Your instructions:
Reproduce the whole listing, character for character.

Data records
....................

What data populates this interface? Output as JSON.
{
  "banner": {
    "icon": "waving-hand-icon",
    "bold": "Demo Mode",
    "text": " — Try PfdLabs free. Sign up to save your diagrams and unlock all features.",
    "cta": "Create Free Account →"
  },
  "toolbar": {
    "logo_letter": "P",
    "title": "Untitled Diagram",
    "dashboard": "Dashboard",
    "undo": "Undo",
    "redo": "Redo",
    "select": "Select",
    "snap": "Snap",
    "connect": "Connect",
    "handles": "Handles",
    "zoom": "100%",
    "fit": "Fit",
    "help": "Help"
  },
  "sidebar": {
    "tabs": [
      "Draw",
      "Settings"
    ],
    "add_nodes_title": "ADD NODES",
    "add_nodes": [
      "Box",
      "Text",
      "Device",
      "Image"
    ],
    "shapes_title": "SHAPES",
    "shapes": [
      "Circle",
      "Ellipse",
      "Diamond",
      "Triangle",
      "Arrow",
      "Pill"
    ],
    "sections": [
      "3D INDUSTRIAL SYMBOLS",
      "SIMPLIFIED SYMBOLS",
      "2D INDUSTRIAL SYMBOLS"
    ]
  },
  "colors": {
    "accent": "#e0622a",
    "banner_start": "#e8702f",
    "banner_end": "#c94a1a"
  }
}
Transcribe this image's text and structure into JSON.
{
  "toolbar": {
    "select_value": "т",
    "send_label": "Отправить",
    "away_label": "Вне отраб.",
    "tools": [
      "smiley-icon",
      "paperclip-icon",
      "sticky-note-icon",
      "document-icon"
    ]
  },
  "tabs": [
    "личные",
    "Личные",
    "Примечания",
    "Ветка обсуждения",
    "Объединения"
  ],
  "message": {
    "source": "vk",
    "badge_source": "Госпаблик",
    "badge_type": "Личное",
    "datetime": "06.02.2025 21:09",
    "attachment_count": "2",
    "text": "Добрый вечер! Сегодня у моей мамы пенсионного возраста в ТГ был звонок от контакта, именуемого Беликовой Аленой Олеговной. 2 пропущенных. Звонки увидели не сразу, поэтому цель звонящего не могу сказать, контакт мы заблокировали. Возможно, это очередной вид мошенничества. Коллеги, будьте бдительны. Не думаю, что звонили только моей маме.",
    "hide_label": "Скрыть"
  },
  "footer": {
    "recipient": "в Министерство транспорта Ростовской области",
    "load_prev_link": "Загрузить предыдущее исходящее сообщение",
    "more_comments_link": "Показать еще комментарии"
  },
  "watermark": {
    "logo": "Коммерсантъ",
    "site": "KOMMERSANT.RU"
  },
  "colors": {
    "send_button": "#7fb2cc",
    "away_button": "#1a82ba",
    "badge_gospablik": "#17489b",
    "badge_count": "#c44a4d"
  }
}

....................

Output of the task:
What data populates this interface? Output as JSON.
{
  "banner": {
    "icon": "waving-hand-icon",
    "bold": "Demo Mode",
    "text": " — Try PfdLabs free. Sign up to save your diagrams and unlock all features.",
    "cta": "Create Free Account →"
  },
  "toolbar": {
    "logo_letter": "P",
    "title": "Untitled Diagram",
    "dashboard": "Dashboard",
    "undo": "Undo",
    "redo": "Redo",
    "select": "Select",
    "snap": "Snap",
    "connect": "Connect",
    "handles": "Handles",
    "zoom": "100%",
    "fit": "Fit",
    "help": "Help"
  },
  "sidebar": {
    "tabs": [
      "Draw",
      "Settings"
    ],
    "add_nodes_title": "ADD NODES",
    "add_nodes": [
      "Box",
      "Text",
      "Device",
      "Image"
    ],
    "shapes_title": "SHAPES",
    "shapes": [
      "Circle",
      "Ellipse",
      "Diamond",
      "Triangle",
      "Arrow",
      "Pill"
    ],
    "sections": [
      "3D INDUSTRIAL SYMBOLS",
      "SIMPLIFIED SYMBOLS",
      "2D INDUSTRIAL SYMBOLS"
    ]
  },
  "colors": {
    "accent": "#e0622a",
    "banner_start": "#e8702f",
    "banner_end": "#c94a1a"
  }
}
Transcribe this image's text and structure into JSON.
{
  "toolbar": {
    "select_value": "т",
    "send_label": "Отправить",
    "away_label": "Вне отраб.",
    "tools": [
      "smiley-icon",
      "paperclip-icon",
      "sticky-note-icon",
      "document-icon"
    ]
  },
  "tabs": [
    "личные",
    "Личные",
    "Примечания",
    "Ветка обсуждения",
    "Объединения"
  ],
  "message": {
    "source": "vk",
    "badge_source": "Госпаблик",
    "badge_type": "Личное",
    "datetime": "06.02.2025 21:09",
    "attachment_count": "2",
    "text": "Добрый вечер! Сегодня у моей мамы пенсионного возраста в ТГ был звонок от контакта, именуемого Беликовой Аленой Олеговной. 2 пропущенных. Звонки увидели не сразу, поэтому цель звонящего не могу сказать, контакт мы заблокировали. Возможно, это очередной вид мошенничества. Коллеги, будьте бдительны. Не думаю, что звонили только моей маме.",
    "hide_label": "Скрыть"
  },
  "footer": {
    "recipient": "в Министерство транспорта Ростовской области",
    "load_prev_link": "Загрузить предыдущее исходящее сообщение",
    "more_comments_link": "Показать еще комментарии"
  },
  "watermark": {
    "logo": "Коммерсантъ",
    "site": "KOMMERSANT.RU"
  },
  "colors": {
    "send_button": "#7fb2cc",
    "away_button": "#1a82ba",
    "badge_gospablik": "#17489b",
    "badge_count": "#c44a4d"
  }
}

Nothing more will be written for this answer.